» **DATA FOR THIS TASK**:
--------------------

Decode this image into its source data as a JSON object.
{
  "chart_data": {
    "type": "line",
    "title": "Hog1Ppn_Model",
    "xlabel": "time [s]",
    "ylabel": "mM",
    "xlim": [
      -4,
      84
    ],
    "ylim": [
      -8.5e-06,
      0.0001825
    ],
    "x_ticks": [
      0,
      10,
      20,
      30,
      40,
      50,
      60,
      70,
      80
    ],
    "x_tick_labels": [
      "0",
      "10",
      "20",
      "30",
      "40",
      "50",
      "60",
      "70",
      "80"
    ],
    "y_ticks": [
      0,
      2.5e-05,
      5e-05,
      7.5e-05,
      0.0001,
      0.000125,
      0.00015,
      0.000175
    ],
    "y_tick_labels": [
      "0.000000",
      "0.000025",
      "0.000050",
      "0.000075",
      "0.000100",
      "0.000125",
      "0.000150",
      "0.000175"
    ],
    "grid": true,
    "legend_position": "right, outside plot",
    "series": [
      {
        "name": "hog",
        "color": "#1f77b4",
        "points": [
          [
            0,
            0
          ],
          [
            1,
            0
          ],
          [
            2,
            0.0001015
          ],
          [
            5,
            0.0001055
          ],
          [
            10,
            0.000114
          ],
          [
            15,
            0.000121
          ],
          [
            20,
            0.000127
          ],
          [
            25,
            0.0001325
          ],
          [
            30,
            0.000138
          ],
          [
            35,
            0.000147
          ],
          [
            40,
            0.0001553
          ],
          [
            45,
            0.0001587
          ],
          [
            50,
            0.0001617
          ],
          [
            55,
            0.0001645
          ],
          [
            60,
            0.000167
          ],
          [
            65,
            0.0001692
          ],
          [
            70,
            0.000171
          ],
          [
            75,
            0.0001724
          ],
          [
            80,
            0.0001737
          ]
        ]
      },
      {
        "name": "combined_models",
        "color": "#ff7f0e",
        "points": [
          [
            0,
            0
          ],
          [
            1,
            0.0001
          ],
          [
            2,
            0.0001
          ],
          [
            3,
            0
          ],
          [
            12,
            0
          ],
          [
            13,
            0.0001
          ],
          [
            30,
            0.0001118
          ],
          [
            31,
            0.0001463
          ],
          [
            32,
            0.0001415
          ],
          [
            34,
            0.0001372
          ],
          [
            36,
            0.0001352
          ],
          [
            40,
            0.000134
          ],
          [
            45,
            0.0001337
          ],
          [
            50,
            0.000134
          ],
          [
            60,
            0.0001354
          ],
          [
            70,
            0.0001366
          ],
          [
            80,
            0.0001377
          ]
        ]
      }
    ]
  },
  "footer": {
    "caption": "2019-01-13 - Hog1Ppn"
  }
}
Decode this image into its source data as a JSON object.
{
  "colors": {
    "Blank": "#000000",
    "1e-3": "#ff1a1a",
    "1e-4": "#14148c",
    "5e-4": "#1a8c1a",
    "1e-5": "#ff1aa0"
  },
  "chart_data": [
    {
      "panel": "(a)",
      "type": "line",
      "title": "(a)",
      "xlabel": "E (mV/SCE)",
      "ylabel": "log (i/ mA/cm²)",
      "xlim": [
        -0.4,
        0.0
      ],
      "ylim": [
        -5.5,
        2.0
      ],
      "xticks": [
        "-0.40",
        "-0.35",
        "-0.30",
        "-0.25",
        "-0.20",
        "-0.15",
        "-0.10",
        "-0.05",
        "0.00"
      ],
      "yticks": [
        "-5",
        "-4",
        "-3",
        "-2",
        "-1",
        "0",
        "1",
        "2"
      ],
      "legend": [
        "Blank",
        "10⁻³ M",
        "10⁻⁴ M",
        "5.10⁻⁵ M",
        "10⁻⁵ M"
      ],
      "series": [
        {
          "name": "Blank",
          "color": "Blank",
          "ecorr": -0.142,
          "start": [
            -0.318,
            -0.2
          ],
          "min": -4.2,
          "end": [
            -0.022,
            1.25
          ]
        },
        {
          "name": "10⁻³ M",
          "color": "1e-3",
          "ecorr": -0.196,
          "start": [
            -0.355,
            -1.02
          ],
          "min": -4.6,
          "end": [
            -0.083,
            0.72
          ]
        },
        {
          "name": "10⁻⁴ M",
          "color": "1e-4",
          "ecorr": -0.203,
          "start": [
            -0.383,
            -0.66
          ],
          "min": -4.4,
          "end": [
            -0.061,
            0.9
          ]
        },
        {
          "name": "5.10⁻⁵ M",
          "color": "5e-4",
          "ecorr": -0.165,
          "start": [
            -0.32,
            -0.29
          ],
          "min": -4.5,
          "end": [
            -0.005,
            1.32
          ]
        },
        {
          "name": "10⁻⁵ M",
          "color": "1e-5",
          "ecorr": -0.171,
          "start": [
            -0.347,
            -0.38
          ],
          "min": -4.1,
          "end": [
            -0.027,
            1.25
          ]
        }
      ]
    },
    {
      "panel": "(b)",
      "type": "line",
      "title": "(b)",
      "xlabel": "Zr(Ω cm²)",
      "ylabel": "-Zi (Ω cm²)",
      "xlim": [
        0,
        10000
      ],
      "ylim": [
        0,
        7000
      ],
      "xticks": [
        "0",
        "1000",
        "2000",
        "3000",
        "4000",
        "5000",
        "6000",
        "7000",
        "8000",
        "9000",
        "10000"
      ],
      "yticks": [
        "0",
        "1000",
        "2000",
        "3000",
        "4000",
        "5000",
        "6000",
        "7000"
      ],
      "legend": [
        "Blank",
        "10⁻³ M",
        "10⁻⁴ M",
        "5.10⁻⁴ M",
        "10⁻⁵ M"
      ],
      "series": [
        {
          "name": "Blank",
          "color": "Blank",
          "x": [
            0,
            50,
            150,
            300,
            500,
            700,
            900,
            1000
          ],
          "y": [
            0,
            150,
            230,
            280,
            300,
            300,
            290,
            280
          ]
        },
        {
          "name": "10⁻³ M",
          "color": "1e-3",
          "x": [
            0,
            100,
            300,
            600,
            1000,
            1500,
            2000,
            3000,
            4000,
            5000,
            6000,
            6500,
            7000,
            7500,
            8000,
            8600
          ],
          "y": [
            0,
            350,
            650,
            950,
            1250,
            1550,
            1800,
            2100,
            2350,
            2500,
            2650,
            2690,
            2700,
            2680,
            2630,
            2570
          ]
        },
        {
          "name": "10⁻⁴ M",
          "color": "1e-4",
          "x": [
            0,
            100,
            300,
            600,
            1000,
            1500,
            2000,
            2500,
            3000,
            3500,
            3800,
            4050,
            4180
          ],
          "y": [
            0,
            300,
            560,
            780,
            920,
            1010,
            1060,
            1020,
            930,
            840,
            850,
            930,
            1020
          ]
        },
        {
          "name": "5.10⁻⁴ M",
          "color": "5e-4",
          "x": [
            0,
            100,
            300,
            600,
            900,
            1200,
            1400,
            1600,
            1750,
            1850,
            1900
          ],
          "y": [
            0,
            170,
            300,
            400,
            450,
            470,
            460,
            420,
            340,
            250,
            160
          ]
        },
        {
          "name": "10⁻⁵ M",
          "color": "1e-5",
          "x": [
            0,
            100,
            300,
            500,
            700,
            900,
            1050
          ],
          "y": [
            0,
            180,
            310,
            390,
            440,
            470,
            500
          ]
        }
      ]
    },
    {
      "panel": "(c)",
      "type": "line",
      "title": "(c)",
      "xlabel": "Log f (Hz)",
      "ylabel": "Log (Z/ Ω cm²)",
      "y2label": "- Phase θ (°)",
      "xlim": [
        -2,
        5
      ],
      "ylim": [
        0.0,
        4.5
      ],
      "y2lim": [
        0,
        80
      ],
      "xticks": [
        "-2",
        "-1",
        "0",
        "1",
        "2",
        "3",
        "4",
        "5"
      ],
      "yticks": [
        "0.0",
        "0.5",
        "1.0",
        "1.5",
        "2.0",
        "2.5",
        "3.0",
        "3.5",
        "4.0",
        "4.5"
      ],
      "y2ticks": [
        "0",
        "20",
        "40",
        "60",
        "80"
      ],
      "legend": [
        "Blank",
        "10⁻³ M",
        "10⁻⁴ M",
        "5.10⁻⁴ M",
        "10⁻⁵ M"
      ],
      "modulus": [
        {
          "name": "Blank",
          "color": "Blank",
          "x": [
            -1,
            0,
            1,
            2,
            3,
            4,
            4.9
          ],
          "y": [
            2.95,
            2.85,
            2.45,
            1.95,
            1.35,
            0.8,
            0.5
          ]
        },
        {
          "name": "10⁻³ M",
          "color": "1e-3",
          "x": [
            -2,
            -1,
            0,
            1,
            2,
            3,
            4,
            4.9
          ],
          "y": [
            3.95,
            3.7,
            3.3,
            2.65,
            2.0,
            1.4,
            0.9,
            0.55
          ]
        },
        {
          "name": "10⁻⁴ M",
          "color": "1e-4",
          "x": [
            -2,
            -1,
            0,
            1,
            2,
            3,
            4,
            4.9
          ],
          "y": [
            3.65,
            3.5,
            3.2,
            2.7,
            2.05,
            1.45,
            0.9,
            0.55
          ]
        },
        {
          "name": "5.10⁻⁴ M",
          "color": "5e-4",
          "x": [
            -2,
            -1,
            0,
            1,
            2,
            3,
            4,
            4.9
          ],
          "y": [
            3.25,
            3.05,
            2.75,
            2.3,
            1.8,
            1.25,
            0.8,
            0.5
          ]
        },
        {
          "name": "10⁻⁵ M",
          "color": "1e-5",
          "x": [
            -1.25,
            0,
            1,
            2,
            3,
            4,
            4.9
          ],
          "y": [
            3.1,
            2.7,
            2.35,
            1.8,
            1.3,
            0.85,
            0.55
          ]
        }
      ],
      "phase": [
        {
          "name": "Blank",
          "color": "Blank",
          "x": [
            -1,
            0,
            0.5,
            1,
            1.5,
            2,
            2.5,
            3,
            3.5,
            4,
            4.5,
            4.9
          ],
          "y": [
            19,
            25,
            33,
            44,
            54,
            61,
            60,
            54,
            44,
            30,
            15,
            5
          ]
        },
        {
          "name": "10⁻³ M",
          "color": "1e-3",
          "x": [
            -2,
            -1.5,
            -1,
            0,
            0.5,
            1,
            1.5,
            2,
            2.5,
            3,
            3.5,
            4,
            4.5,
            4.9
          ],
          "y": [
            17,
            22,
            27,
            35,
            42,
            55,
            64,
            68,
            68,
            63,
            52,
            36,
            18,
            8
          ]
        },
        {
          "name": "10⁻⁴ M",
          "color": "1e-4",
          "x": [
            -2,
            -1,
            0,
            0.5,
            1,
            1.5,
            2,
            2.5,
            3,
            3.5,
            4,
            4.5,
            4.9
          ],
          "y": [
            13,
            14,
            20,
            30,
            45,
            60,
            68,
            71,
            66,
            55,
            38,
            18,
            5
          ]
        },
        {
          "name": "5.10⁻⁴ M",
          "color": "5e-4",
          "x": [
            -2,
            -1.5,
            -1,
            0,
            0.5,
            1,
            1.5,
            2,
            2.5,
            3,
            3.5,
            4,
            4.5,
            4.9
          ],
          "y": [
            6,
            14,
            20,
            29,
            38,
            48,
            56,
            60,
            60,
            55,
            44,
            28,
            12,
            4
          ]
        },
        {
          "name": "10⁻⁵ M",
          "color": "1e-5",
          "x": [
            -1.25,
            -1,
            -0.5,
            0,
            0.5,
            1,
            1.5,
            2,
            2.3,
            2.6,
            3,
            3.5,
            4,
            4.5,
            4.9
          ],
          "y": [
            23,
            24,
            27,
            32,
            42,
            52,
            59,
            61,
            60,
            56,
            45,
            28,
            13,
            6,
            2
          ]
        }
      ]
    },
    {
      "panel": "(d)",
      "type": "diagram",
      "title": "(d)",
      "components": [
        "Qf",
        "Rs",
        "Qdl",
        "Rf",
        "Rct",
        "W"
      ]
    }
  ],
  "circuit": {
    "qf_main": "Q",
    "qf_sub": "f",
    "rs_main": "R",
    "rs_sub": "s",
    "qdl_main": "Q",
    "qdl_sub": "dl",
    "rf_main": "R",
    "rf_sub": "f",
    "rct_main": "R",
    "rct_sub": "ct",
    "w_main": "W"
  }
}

--------------------

» **GOAL**: Your answer should be only a number: how many lines of the data above contain the string "xlabel"?

» **RESULT**: 4